Extracted information:
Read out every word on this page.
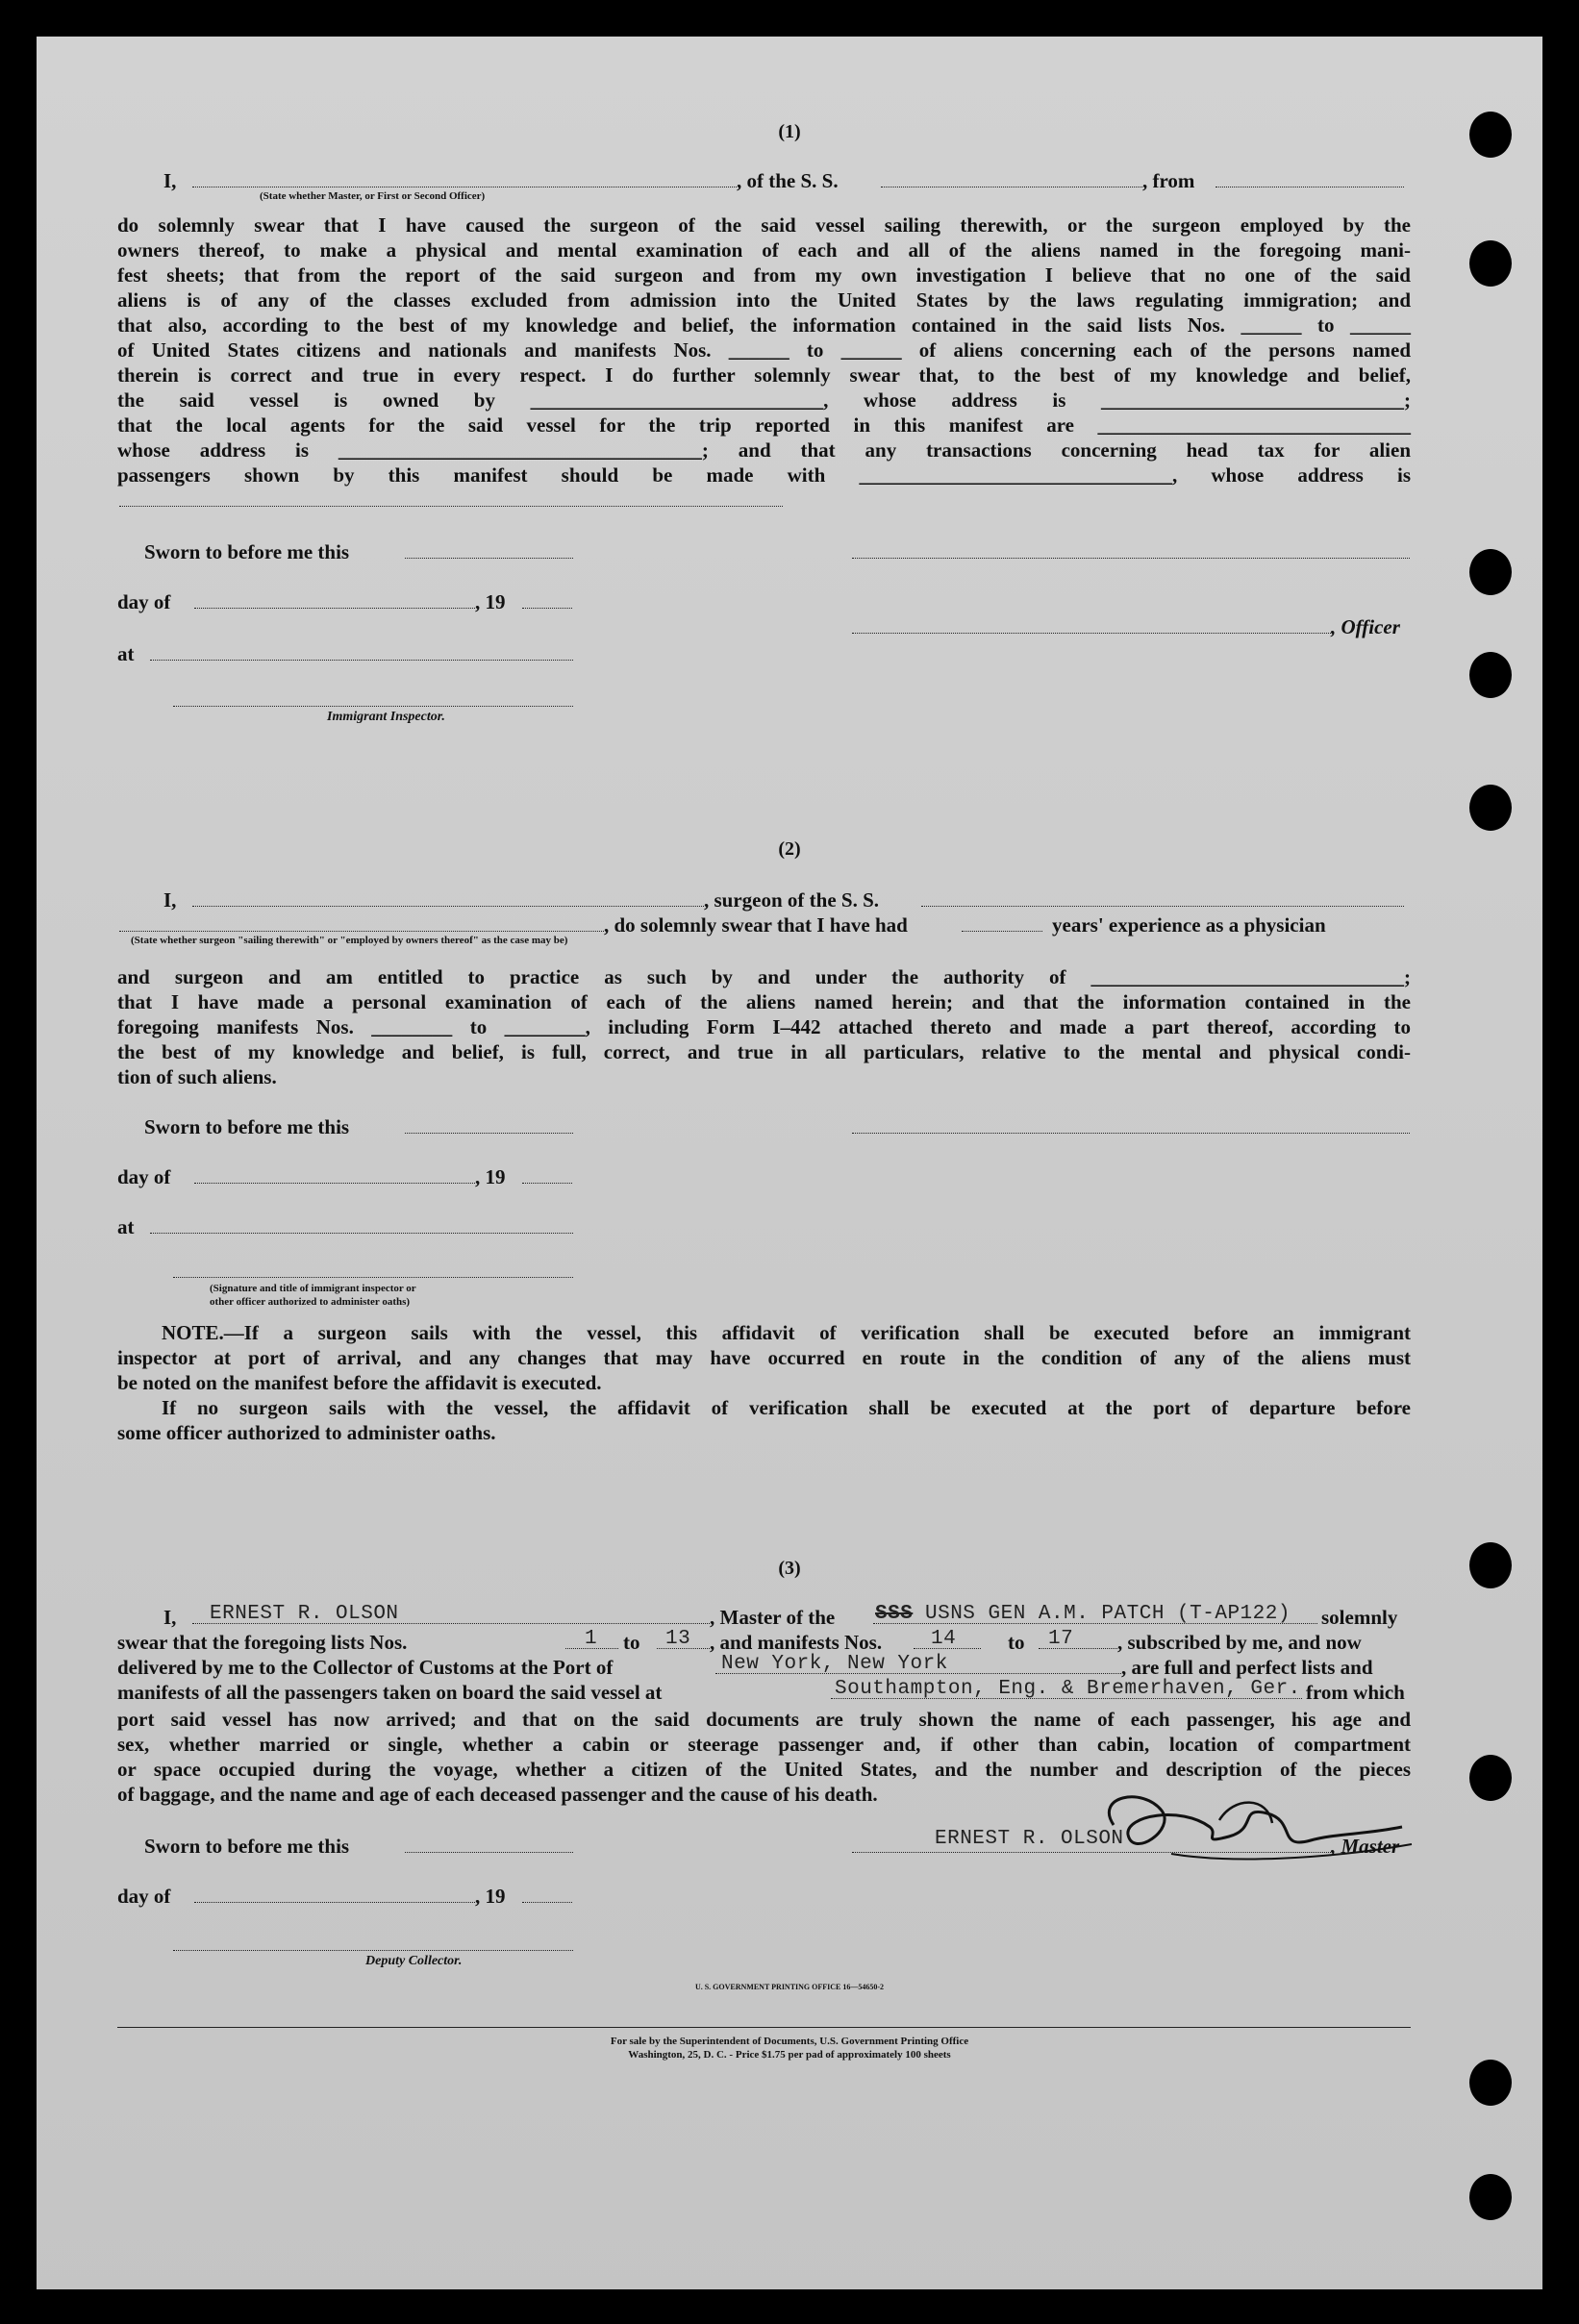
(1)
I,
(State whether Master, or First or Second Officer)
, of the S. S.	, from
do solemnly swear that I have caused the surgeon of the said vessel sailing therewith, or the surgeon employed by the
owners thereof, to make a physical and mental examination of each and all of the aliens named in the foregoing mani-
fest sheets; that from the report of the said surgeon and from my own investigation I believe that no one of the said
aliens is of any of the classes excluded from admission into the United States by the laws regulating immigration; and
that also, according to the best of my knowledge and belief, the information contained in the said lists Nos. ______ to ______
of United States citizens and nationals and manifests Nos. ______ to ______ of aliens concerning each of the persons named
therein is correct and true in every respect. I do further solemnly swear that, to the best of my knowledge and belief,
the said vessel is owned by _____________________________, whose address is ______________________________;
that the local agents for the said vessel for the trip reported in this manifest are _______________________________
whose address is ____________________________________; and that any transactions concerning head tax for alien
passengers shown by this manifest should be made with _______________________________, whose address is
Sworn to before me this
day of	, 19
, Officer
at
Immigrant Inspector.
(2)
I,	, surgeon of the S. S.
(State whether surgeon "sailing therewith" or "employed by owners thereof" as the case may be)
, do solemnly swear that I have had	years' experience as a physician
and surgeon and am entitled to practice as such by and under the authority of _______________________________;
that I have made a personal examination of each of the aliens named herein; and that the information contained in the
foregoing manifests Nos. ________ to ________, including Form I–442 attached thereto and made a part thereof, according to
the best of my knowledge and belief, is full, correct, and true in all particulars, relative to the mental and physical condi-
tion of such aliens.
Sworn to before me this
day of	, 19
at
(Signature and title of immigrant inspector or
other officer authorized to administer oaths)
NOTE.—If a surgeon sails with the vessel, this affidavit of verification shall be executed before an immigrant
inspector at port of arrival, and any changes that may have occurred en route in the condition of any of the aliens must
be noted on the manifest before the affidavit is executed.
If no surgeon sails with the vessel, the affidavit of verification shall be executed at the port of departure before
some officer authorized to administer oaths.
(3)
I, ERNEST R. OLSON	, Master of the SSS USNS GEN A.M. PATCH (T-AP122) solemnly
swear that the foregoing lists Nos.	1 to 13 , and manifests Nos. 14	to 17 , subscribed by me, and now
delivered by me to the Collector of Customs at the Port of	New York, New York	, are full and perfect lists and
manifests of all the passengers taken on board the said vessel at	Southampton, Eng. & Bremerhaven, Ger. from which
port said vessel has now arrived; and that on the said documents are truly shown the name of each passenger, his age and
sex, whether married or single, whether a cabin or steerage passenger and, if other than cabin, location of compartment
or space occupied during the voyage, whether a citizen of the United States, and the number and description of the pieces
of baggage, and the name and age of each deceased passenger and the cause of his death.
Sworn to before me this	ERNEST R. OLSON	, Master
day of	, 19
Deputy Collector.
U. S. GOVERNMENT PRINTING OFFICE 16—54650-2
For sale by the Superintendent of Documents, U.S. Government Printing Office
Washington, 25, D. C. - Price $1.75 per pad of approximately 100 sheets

Problem details: Identify how many lines in the entries above contain the word "according" and provide only that figure.

Worked answer: 2